» Selected excerpt:
-*-*-
2nd Ameer of Tanzeem-e-Islami
- In office 2002–2020
- Preceded by: Israr Ahmed
- Succeeded by: Shujauddin Shaikh

Personal life
- Born: 1 January 1958 (age 68) Sahiwal, Pakistan
- Parent: Israr Ahmed (father);
- Main interest(s): Islamic philosophy, Quran and Sunnah, realism, rationalism
- Notable work: Allama Iqbal Ki Aakhri Khwahish
- Education: Government College, Lahore, University of the Punjab, Islamic Studies

Religious life
- Religion: Islam
- Denomination: Sunni
- Movement: Tanzeem-e-Islami

Muslim leader
- Influenced by Israr Ahmed;
- Website: Tanzeem-e-Islami website

= Akif Saeed =

Former Ameer of Tanzeem-e-Islami

Akif Saeed (also known as Hafiz Akif Saeed) is a Pakistani scholar who was Ameer (leader) of Tanzeem-e-Islami party from 2002 to 2020.
-*-*-
» Required actions:
1) Please quote the listing lines, beginning at the line that contains "upvote-icon[interactable] — [537, 109, 563, 135]" and stopping after the line that contains "op-badge: OP — [249, 185, 280, 208]".
2) Extend the Akif Saeed article, picking up after its final sentence.
This listing has no connection to the Akif Saeed article.
-*-*-
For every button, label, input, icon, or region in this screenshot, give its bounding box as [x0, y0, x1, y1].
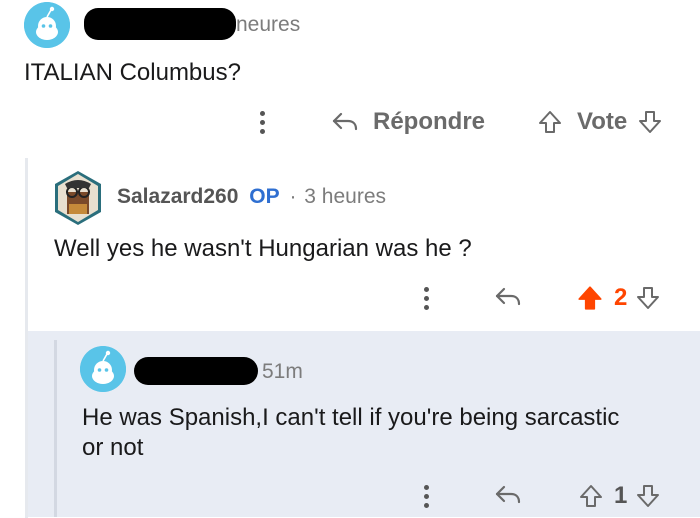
upvote-icon[interactable] — [537, 109, 563, 135]
comment-body-line2: or not — [82, 434, 144, 461]
redacted-username — [84, 8, 236, 40]
reply-arrow-icon — [495, 287, 521, 306]
vote-control[interactable]: Vote — [537, 108, 663, 136]
more-options-icon[interactable] — [424, 485, 430, 512]
vote-count: 2 — [614, 284, 628, 311]
vote-label: Vote — [577, 108, 628, 135]
vote-control[interactable]: 1 — [578, 482, 661, 510]
vote-control[interactable]: 2 — [576, 284, 661, 312]
vote-count: 1 — [614, 482, 628, 509]
more-options-icon[interactable] — [424, 287, 430, 314]
redacted-username — [134, 357, 258, 385]
comment-body: ITALIAN Columbus? — [24, 59, 241, 86]
reply-button[interactable] — [494, 483, 522, 507]
username[interactable]: Salazard260 — [117, 185, 238, 208]
comment-timestamp: 51m — [262, 360, 303, 383]
comment-body-line1: He was Spanish,I can't tell if you're be… — [82, 404, 620, 431]
downvote-icon[interactable] — [637, 109, 663, 135]
avatar[interactable] — [24, 2, 70, 48]
thread-line[interactable] — [54, 340, 57, 517]
reply-label: Répondre — [373, 108, 486, 135]
separator: · — [289, 185, 297, 208]
downvote-icon[interactable] — [635, 285, 661, 311]
downvote-icon[interactable] — [635, 483, 661, 509]
upvote-active-icon[interactable] — [576, 284, 604, 312]
comment-timestamp: neures — [236, 13, 301, 36]
reply-arrow-icon — [332, 112, 358, 131]
op-badge: OP — [249, 185, 280, 208]
more-options-icon[interactable] — [260, 111, 266, 138]
reply-button[interactable]: Répondre — [331, 108, 485, 136]
reply-arrow-icon — [495, 485, 521, 504]
reply-button[interactable] — [494, 285, 522, 309]
avatar[interactable] — [80, 346, 126, 392]
op-avatar[interactable] — [53, 170, 103, 226]
comment-body: Well yes he wasn't Hungarian was he ? — [54, 235, 472, 262]
upvote-icon[interactable] — [578, 483, 604, 509]
comment-header: Salazard260 OP · 3 heures — [117, 185, 386, 209]
comment-timestamp: 3 heures — [304, 185, 387, 208]
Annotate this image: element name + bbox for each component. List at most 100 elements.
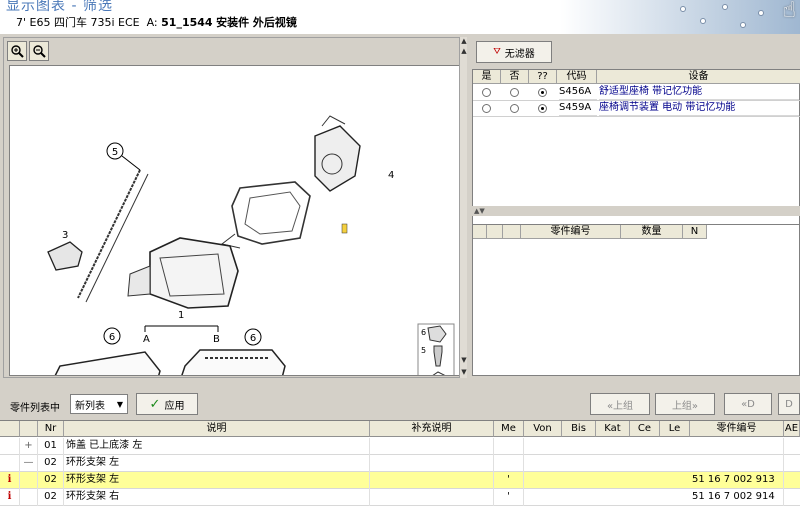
group-name: 安装件 外后视镜 (216, 16, 297, 29)
info-marker[interactable]: i (0, 472, 20, 489)
next-group-button[interactable]: 上组» (655, 393, 715, 415)
table-row[interactable]: + 01 饰盖 已上底漆 左 (0, 438, 800, 455)
col-yes[interactable]: 是 (473, 70, 501, 84)
breadcrumb: 7' E65 四门车 735i ECE A: 51_1544 安装件 外后视镜 (16, 14, 297, 30)
apply-button[interactable]: ✓ 应用 (136, 393, 198, 415)
callout-6-right-label: 6 (250, 333, 256, 344)
radio-unknown[interactable] (538, 88, 547, 97)
hotspot-marker[interactable] (341, 223, 348, 234)
table-row[interactable]: i 02 环形支架 右 ' 51 16 7 002 914 (0, 489, 800, 506)
col-le[interactable]: Le (660, 421, 690, 437)
radio-yes[interactable] (482, 88, 491, 97)
col-kat[interactable]: Kat (596, 421, 630, 437)
row-me (494, 455, 524, 472)
radio-no[interactable] (510, 88, 519, 97)
group-prefix: A: (146, 16, 158, 29)
row-nr: 02 (38, 489, 64, 506)
list-mode-select[interactable]: 新列表 ▼ (70, 394, 128, 414)
info-marker[interactable] (0, 455, 20, 472)
row-me (494, 438, 524, 455)
row-extra (370, 455, 494, 472)
mirror-exploded-view: 5 4 3 1 A B 6 6 6 5 (47, 115, 455, 375)
col-no[interactable]: 否 (501, 70, 529, 84)
zoom-in-button[interactable] (7, 41, 27, 61)
col-equipment[interactable]: 设备 (597, 70, 800, 84)
app-header: 显示图表 - 筛选 7' E65 四门车 735i ECE A: 51_1544… (0, 0, 800, 34)
checkmark-icon: ✓ (149, 396, 161, 412)
prev-group-button[interactable]: «上组 (590, 393, 650, 415)
diagram-vertical-scrollbar[interactable]: ▲ ▲ ▼ ▼ (459, 37, 467, 378)
no-filter-label: 无滤器 (504, 48, 535, 60)
info-marker[interactable]: i (0, 489, 20, 506)
part-number-table: 零件编号 数量 N (472, 224, 800, 376)
row-nr: 02 (38, 472, 64, 489)
prev-d-button[interactable]: «D (724, 393, 772, 415)
pn-col-2[interactable] (503, 225, 521, 239)
row-description: 环形支架 右 (64, 489, 370, 506)
col-ae[interactable]: AE (784, 421, 800, 437)
scroll-up-icon[interactable]: ▲ (460, 37, 468, 47)
expand-toggle[interactable]: — (20, 455, 38, 472)
window-title: 显示图表 - 筛选 (6, 0, 113, 14)
col-ce[interactable]: Ce (630, 421, 660, 437)
parts-diagram[interactable]: 5 4 3 1 A B 6 6 6 5 (9, 65, 460, 376)
row-part-number: 51 16 7 002 913 (690, 472, 784, 489)
row-nr: 01 (38, 438, 64, 455)
expand-toggle[interactable] (20, 489, 38, 506)
apply-label: 应用 (164, 400, 185, 412)
row-nr: 02 (38, 455, 64, 472)
table-row-selected[interactable]: i 02 环形支架 左 ' 51 16 7 002 913 (0, 472, 800, 489)
col-von[interactable]: Von (524, 421, 562, 437)
condition-code: S456A (559, 85, 597, 100)
row-extra (370, 472, 494, 489)
info-marker[interactable] (0, 438, 20, 455)
zoom-out-button[interactable] (29, 41, 49, 61)
scroll-down-icon-2[interactable]: ▼ (460, 368, 468, 378)
expand-toggle[interactable] (20, 472, 38, 489)
col-description[interactable]: 说明 (64, 421, 370, 437)
table-row[interactable]: — 02 环形支架 左 (0, 455, 800, 472)
callout-3-label: 3 (62, 230, 68, 241)
condition-row[interactable]: S456A 舒适型座椅 带记忆功能 (473, 85, 800, 101)
vehicle-label: 7' E65 四门车 735i ECE (16, 16, 140, 29)
scroll-up-icon-2[interactable]: ▲ (460, 47, 468, 57)
panel-splitter[interactable]: ▲▼ (470, 206, 800, 216)
expand-toggle[interactable]: + (20, 438, 38, 455)
dropdown-arrow-icon: ▼ (116, 399, 123, 409)
condition-row[interactable]: S459A 座椅调节装置 电动 带记忆功能 (473, 101, 800, 117)
group-code: 51_1544 (161, 16, 213, 29)
collapse-arrows-icon[interactable]: ▲▼ (474, 207, 485, 215)
pn-col-n[interactable]: N (683, 225, 707, 239)
col-unknown[interactable]: ?? (529, 70, 557, 84)
pn-col-1[interactable] (487, 225, 503, 239)
col-me[interactable]: Me (494, 421, 524, 437)
radio-no[interactable] (510, 104, 519, 113)
filter-icon: ⛛ (493, 47, 501, 57)
magnifier-minus-icon (33, 45, 46, 58)
pn-col-qty[interactable]: 数量 (621, 225, 683, 239)
callout-1-label: 1 (178, 310, 184, 321)
list-mode-value: 新列表 (75, 400, 105, 412)
decorative-water-drops (670, 0, 770, 34)
pn-col-0[interactable] (473, 225, 487, 239)
radio-unknown[interactable] (538, 104, 547, 113)
scroll-down-icon[interactable]: ▼ (460, 356, 468, 366)
col-part-number[interactable]: 零件编号 (690, 421, 784, 437)
col-marker[interactable] (0, 421, 20, 437)
col-bis[interactable]: Bis (562, 421, 596, 437)
hand-cursor-icon: ☝ (782, 0, 796, 23)
radio-yes[interactable] (482, 104, 491, 113)
col-code[interactable]: 代码 (557, 70, 597, 84)
col-extra-description[interactable]: 补充说明 (370, 421, 494, 437)
pn-col-partno[interactable]: 零件编号 (521, 225, 621, 239)
row-me: ' (494, 489, 524, 506)
col-nr[interactable]: Nr (38, 421, 64, 437)
col-toggle[interactable] (20, 421, 38, 437)
condition-equipment: 座椅调节装置 电动 带记忆功能 (599, 101, 799, 116)
callout-4-label: 4 (388, 170, 394, 181)
callout-5-label: 5 (112, 147, 118, 158)
no-filter-button[interactable]: ⛛ 无滤器 (476, 41, 552, 63)
next-d-button[interactable]: D (778, 393, 800, 415)
prev-d-label: «D (741, 398, 755, 410)
legend-5-label: 5 (421, 346, 426, 355)
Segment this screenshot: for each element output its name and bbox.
-*-*-
» Answers to the exercise:
1)
upvote-icon[interactable] — [537, 109, 563, 135]
comment-body-line2: or not — [82, 434, 144, 461]
redacted-username — [84, 8, 236, 40]
reply-arrow-icon — [495, 287, 521, 306]
vote-control[interactable]: Vote — [537, 108, 663, 136]
more-options-icon[interactable] — [424, 485, 430, 512]
vote-count: 2 — [614, 284, 628, 311]
vote-label: Vote — [577, 108, 628, 135]
vote-control[interactable]: 1 — [578, 482, 661, 510]
vote-control[interactable]: 2 — [576, 284, 661, 312]
vote-count: 1 — [614, 482, 628, 509]
more-options-icon[interactable] — [424, 287, 430, 314]
redacted-username — [134, 357, 258, 385]
comment-body: ITALIAN Columbus? — [24, 59, 241, 86]
reply-button[interactable] — [494, 483, 522, 507]
username[interactable]: Salazard260 — [117, 185, 238, 208]
comment-timestamp: 51m — [262, 360, 303, 383]
comment-body-line1: He was Spanish,I can't tell if you're be… — [82, 404, 620, 431]
downvote-icon[interactable] — [637, 109, 663, 135]
avatar[interactable] — [24, 2, 70, 48]
thread-line[interactable] — [54, 340, 57, 517]
reply-label: Répondre — [373, 108, 486, 135]
separator: · — [289, 185, 297, 208]
downvote-icon[interactable] — [635, 285, 661, 311]
downvote-icon[interactable] — [635, 483, 661, 509]
upvote-active-icon[interactable] — [576, 284, 604, 312]
comment-timestamp: neures — [236, 13, 301, 36]
reply-arrow-icon — [332, 112, 358, 131]
op-badge: OP — [249, 185, 280, 208]

2)
==Biography==
Akif Saeed was born in 1958 in Sahiwal, Punjab, Pakistan. His father Israr Ahmed was an Islamic scholar of Pakistan and founded the Tanzeem-e-Islami an Islamic organization in 1975, after developing differences with Jamaat-e-Islami Pakistan Amir (leader) Abul A'la Maududi and was the leader of the organization from 1975 to 2002. Akif Saeed then took over leadership of the organization and ran it from 2002 to August 2020.

In April 2009, Akif Saeed led a protest rally and voiced his concern against the US drone attacks inside the borders of Pakistan and killing of innocent people by the NATO forces.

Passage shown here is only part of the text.